▸ WHAT THE TASK ASKS:
Work through the listing below and count the lines that hold "John". Answer with the number alone.

=-=-=-=-=

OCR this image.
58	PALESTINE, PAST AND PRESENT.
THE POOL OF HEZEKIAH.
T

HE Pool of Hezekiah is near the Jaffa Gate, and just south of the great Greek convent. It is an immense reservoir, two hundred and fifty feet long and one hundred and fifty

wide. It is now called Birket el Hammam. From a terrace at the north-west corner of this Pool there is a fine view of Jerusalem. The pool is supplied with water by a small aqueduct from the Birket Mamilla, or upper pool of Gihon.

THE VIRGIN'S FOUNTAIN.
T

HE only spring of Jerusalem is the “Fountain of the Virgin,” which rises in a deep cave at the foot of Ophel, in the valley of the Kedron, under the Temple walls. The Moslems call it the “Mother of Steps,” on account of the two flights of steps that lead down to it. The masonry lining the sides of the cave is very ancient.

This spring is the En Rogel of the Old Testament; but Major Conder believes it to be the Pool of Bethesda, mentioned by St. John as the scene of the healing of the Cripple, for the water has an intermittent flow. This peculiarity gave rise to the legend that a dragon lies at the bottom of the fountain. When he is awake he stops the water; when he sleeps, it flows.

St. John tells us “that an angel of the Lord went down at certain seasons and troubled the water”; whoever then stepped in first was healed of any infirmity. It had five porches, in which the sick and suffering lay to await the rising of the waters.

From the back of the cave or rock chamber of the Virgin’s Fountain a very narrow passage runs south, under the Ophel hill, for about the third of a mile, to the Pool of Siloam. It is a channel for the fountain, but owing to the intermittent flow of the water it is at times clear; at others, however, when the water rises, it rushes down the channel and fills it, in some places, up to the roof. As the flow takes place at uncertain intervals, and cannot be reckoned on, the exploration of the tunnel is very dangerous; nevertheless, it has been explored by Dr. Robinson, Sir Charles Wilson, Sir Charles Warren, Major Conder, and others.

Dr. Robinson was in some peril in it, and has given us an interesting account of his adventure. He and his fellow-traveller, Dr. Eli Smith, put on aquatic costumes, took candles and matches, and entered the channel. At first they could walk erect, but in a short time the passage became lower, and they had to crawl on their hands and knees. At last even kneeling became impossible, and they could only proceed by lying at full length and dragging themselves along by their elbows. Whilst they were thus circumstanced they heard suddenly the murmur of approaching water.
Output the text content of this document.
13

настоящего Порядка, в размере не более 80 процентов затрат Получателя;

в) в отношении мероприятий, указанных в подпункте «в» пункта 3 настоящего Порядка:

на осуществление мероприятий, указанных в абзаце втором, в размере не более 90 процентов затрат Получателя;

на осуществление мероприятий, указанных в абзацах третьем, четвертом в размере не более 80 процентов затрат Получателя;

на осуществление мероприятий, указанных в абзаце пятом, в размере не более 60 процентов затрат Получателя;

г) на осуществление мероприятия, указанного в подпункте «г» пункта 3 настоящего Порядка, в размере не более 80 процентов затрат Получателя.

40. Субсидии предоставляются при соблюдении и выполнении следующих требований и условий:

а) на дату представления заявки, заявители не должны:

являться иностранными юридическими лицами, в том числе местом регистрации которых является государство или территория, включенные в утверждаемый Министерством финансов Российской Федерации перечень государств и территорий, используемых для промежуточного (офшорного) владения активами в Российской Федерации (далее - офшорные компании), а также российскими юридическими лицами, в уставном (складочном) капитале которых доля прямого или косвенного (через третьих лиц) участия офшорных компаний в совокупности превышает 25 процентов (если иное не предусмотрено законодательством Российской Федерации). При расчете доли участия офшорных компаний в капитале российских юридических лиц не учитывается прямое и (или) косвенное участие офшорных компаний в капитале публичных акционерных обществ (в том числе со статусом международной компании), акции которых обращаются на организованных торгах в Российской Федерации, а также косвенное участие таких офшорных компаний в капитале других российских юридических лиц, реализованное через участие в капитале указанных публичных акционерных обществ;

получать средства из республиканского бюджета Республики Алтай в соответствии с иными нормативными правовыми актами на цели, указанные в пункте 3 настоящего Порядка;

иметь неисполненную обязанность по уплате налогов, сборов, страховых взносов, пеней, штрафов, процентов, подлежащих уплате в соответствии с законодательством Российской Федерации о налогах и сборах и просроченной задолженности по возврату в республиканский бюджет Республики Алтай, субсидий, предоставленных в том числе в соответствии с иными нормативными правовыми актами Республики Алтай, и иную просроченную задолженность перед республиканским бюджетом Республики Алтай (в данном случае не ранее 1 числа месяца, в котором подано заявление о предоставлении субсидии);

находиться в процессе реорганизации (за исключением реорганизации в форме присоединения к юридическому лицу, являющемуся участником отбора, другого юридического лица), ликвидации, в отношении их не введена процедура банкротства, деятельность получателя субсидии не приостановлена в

=-=-=-=-=

▸ WRITTEN ANSWER:
2